**Instructions for the task**
Filter the data for lines with the word "title", then copy every line so identified.

**Task inputs**
◆ ◆ ◆ ◆ ◆ ◆ ◆
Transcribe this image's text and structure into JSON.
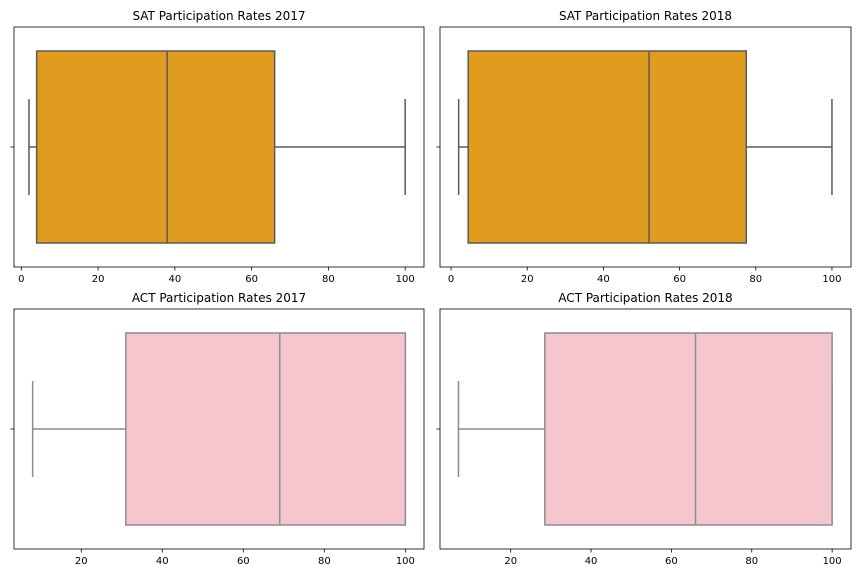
{
  "chart_data": [
    {
      "type": "boxplot",
      "title": "SAT Participation Rates 2017",
      "xlim": [
        -1.9,
        104.9
      ],
      "xticks": [
        0,
        20,
        40,
        60,
        80,
        100
      ],
      "show_xticks": true,
      "color": "#e09c1f",
      "edge_color": "#5a5a5a",
      "box": {
        "whisker_low": 2,
        "q1": 4,
        "median": 38,
        "q3": 66,
        "whisker_high": 100
      }
    },
    {
      "type": "boxplot",
      "title": "SAT Participation Rates 2018",
      "xlim": [
        -2.9,
        105.0
      ],
      "xticks": [
        0,
        20,
        40,
        60,
        80,
        100
      ],
      "show_xticks": true,
      "color": "#e09c1f",
      "edge_color": "#5a5a5a",
      "box": {
        "whisker_low": 2,
        "q1": 4.5,
        "median": 52,
        "q3": 77.5,
        "whisker_high": 100
      }
    },
    {
      "type": "boxplot",
      "title": "ACT Participation Rates 2017",
      "xlim": [
        3.4,
        104.6
      ],
      "xticks": [
        20,
        40,
        60,
        80,
        100
      ],
      "show_xticks": true,
      "color": "#f6c6cf",
      "edge_color": "#8c8c8c",
      "box": {
        "whisker_low": 8,
        "q1": 31,
        "median": 69,
        "q3": 100,
        "whisker_high": 100
      }
    },
    {
      "type": "boxplot",
      "title": "ACT Participation Rates 2018",
      "xlim": [
        2.4,
        104.7
      ],
      "xticks": [
        20,
        40,
        60,
        80,
        100
      ],
      "show_xticks": true,
      "color": "#f6c6cf",
      "edge_color": "#8c8c8c",
      "box": {
        "whisker_low": 7,
        "q1": 28.5,
        "median": 66,
        "q3": 100,
        "whisker_high": 100
      }
    }
  ]
}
◆ ◆ ◆ ◆ ◆ ◆ ◆
**Finished exercise**
      "title": "SAT Participation Rates 2017",
      "title": "SAT Participation Rates 2018",
      "title": "ACT Participation Rates 2017",
      "title": "ACT Participation Rates 2018",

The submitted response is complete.